From the bread-of-life passage below, reproduce the part that opens with "What is bread that is" and closes with "in John’s gospel?", swapping every "bread" for "food".
TEXT PASSAGE Start Marker
If eating this kind of “bread” would lead to life and refusing these things would lead to death, that would make much more sense to me if we defined the bread of life as the ethical, social and political teachings of the Jesus story.
It is much larger than this, too. As a Jesus follower, I have encountered these teachings in my own journey with Jesus. Others exposed to Jesus through harmful expressions of Christianity have encountered these values from other sources. I can say that they, too, are partaking in the bread of life, even if they aren’t associated with “Jesus.”
What is bread that is only temporary and what is bread that leads to life everlasting? What are sustainable, renewable, long-term ways of supporting life? Could these practices from Jesus be a way for us to interpret Jesus’ words in John’s gospel?
Lastly, we once again bump into the myth of redemptive self-sacrifice in this week’s passage:
“This bread is my flesh, which I will give for the life of the world.”
It’s good to deny greed for power and resources from the powerful and privileged. I see those kinds of denials as a way for the powerful to reclaim their humanity or “self” rather than sacrifice it. Likewise, I do not interpret Jesus as prescribing self-sacrifice for those who are marginalized, victimized, or disenfranchised. In a system where so many people’s full humanity or “self’ is already being sacrificed, I do not believe the message for them is one of greater, voluntary sacrifice of themselves, but rather, as we find in Matthew’s Sermon on the Mount, Jesus brings a call for them to reclaim their full humanity in their struggle for justice. (See Imagery of a Good Shepherd and A Primer on Self Affirming, Nonviolence (Parts 1-10))
TEXT PASSAGE End Marker
DATASET ENTRIES Start Marker
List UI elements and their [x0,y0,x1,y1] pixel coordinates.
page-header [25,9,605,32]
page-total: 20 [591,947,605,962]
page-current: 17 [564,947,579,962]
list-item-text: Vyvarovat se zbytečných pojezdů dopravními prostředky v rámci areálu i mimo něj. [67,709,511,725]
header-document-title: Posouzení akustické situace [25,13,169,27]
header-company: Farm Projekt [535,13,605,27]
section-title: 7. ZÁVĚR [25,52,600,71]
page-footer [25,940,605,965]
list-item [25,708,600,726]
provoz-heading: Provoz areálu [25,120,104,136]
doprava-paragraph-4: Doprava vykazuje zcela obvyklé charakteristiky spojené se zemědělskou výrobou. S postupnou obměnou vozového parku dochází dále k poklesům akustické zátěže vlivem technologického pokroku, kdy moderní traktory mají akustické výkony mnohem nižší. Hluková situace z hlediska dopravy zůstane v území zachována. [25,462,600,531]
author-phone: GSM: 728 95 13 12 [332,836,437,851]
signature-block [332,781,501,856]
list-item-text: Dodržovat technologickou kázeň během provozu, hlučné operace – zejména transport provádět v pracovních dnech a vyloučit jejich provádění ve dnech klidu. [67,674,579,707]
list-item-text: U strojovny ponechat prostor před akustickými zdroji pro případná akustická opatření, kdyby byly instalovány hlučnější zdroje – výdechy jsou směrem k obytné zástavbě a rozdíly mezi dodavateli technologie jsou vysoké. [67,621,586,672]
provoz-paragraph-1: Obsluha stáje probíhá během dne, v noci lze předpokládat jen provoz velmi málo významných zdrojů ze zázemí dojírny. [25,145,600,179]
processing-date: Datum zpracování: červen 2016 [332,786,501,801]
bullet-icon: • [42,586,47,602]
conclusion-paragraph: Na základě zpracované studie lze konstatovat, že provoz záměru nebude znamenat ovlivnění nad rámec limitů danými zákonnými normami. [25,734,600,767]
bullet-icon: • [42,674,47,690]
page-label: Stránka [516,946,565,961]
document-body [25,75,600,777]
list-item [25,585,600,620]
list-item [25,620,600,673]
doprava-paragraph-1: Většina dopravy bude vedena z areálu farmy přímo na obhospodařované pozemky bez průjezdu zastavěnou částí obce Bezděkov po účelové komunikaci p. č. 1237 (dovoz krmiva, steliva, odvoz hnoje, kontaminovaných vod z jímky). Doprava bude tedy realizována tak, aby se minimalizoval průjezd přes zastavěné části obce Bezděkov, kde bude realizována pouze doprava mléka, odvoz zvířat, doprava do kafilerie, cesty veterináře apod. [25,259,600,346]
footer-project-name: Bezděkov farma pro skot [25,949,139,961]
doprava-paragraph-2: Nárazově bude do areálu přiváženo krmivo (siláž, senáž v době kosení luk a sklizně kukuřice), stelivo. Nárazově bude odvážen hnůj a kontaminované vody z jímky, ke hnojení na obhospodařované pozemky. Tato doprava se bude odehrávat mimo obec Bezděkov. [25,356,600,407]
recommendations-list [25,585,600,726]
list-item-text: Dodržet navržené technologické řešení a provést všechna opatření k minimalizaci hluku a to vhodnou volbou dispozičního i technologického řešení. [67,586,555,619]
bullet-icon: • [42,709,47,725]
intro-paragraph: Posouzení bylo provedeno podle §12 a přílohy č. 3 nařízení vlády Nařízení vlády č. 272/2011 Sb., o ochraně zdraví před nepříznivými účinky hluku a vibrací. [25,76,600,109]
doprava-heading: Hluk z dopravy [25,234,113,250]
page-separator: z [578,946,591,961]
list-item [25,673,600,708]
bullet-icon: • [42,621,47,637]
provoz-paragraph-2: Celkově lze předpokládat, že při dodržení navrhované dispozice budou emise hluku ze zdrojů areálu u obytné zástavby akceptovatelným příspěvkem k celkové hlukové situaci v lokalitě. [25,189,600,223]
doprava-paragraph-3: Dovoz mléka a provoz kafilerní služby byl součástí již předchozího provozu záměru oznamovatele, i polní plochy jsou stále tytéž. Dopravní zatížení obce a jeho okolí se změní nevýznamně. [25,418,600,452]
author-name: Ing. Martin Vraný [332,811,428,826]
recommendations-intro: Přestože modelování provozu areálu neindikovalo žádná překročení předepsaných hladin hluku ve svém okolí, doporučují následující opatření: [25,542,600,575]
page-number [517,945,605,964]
DATASET ENTRIES End Marker
> [RESPONSE FOR THIS EXERCISE]
What is food that is only temporary and what is food that leads to life everlasting? What are sustainable, renewable, long-term ways of supporting life? Could these practices from Jesus be a way for us to interpret Jesus’ words in John’s gospel?